*Aim of the task*
Write out each line of the material again, word for word.
___ Given records
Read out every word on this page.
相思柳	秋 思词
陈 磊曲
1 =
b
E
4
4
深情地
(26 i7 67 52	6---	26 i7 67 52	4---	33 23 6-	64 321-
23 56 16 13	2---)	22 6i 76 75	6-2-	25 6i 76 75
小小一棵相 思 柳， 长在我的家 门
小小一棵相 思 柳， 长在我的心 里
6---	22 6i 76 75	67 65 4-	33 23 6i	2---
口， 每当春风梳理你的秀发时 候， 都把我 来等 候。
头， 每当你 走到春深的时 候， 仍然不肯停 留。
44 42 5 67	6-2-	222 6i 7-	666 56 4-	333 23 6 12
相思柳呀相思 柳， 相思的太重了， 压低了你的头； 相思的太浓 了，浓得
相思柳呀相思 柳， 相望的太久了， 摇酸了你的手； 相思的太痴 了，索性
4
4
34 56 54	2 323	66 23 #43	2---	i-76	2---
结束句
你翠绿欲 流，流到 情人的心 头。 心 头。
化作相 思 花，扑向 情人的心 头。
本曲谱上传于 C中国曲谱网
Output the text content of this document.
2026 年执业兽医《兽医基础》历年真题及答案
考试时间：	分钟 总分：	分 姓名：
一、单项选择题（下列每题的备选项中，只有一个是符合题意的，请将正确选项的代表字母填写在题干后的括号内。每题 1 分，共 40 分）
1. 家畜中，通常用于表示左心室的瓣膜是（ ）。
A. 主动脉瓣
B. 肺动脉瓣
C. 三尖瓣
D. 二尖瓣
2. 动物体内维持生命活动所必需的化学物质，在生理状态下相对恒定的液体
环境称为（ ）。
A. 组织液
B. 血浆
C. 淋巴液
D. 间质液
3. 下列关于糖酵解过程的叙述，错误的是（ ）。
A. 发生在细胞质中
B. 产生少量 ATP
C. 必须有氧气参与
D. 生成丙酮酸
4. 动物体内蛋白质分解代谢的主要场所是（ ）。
______
*Task output*
Read out every word on this page.
相思柳	秋 思词
陈 磊曲
1 =
b
E
4
4
深情地
(26 i7 67 52	6---	26 i7 67 52	4---	33 23 6-	64 321-
23 56 16 13	2---)	22 6i 76 75	6-2-	25 6i 76 75
小小一棵相 思 柳， 长在我的家 门
小小一棵相 思 柳， 长在我的心 里
6---	22 6i 76 75	67 65 4-	33 23 6i	2---
口， 每当春风梳理你的秀发时 候， 都把我 来等 候。
头， 每当你 走到春深的时 候， 仍然不肯停 留。
44 42 5 67	6-2-	222 6i 7-	666 56 4-	333 23 6 12
相思柳呀相思 柳， 相思的太重了， 压低了你的头； 相思的太浓 了，浓得
相思柳呀相思 柳， 相望的太久了， 摇酸了你的手； 相思的太痴 了，索性
4
4
34 56 54	2 323	66 23 #43	2---	i-76	2---
结束句
你翠绿欲 流，流到 情人的心 头。 心 头。
化作相 思 花，扑向 情人的心 头。
本曲谱上传于 C中国曲谱网
Output the text content of this document.
2026 年执业兽医《兽医基础》历年真题及答案
考试时间：	分钟 总分：	分 姓名：
一、单项选择题（下列每题的备选项中，只有一个是符合题意的，请将正确选项的代表字母填写在题干后的括号内。每题 1 分，共 40 分）
1. 家畜中，通常用于表示左心室的瓣膜是（ ）。
A. 主动脉瓣
B. 肺动脉瓣
C. 三尖瓣
D. 二尖瓣
2. 动物体内维持生命活动所必需的化学物质，在生理状态下相对恒定的液体
环境称为（ ）。
A. 组织液
B. 血浆
C. 淋巴液
D. 间质液
3. 下列关于糖酵解过程的叙述，错误的是（ ）。
A. 发生在细胞质中
B. 产生少量 ATP
C. 必须有氧气参与
D. 生成丙酮酸
4. 动物体内蛋白质分解代谢的主要场所是（ ）。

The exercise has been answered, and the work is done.